Stored data:
↓

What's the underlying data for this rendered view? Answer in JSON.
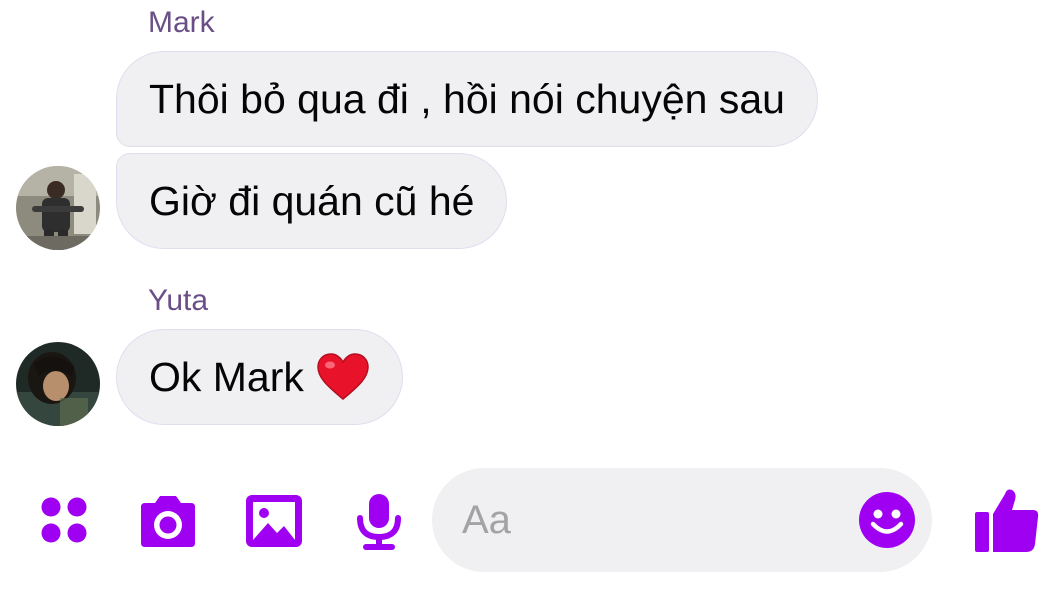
{
  "messages": [
    {
      "sender": "Mark",
      "bubbles": [
        "Thôi bỏ qua đi , hồi nói chuyện sau",
        "Giờ đi quán cũ hé"
      ]
    },
    {
      "sender": "Yuta",
      "bubbles": [
        "Ok Mark"
      ],
      "emoji": "heart-icon"
    }
  ],
  "composer": {
    "placeholder": "Aa",
    "icons": [
      "apps-icon",
      "camera-icon",
      "image-icon",
      "microphone-icon",
      "emoji-icon",
      "thumbs-up-icon"
    ]
  },
  "colors": {
    "accent": "#a000f2",
    "bubble_bg": "#f0f0f2",
    "sender_name": "#6a4f87",
    "heart": "#e8132b"
  }
}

↑

Required task: Will you set down the records word for word while leaving out every picture?

Answer to the problem:
What's the underlying data for this rendered view? Answer in JSON.
{
  "messages": [
    {
      "sender": "Mark",
      "bubbles": [
        "Thôi bỏ qua đi , hồi nói chuyện sau",
        "Giờ đi quán cũ hé"
      ]
    },
    {
      "sender": "Yuta",
      "bubbles": [
        "Ok Mark"
      ],
      "emoji": "heart-icon"
    }
  ],
  "composer": {
    "placeholder": "Aa",
    "icons": [
      "apps-icon",
      "camera-icon",
      "image-icon",
      "microphone-icon",
      "emoji-icon",
      "thumbs-up-icon"
    ]
  },
  "colors": {
    "accent": "#a000f2",
    "bubble_bg": "#f0f0f2",
    "sender_name": "#6a4f87",
    "heart": "#e8132b"
  }
}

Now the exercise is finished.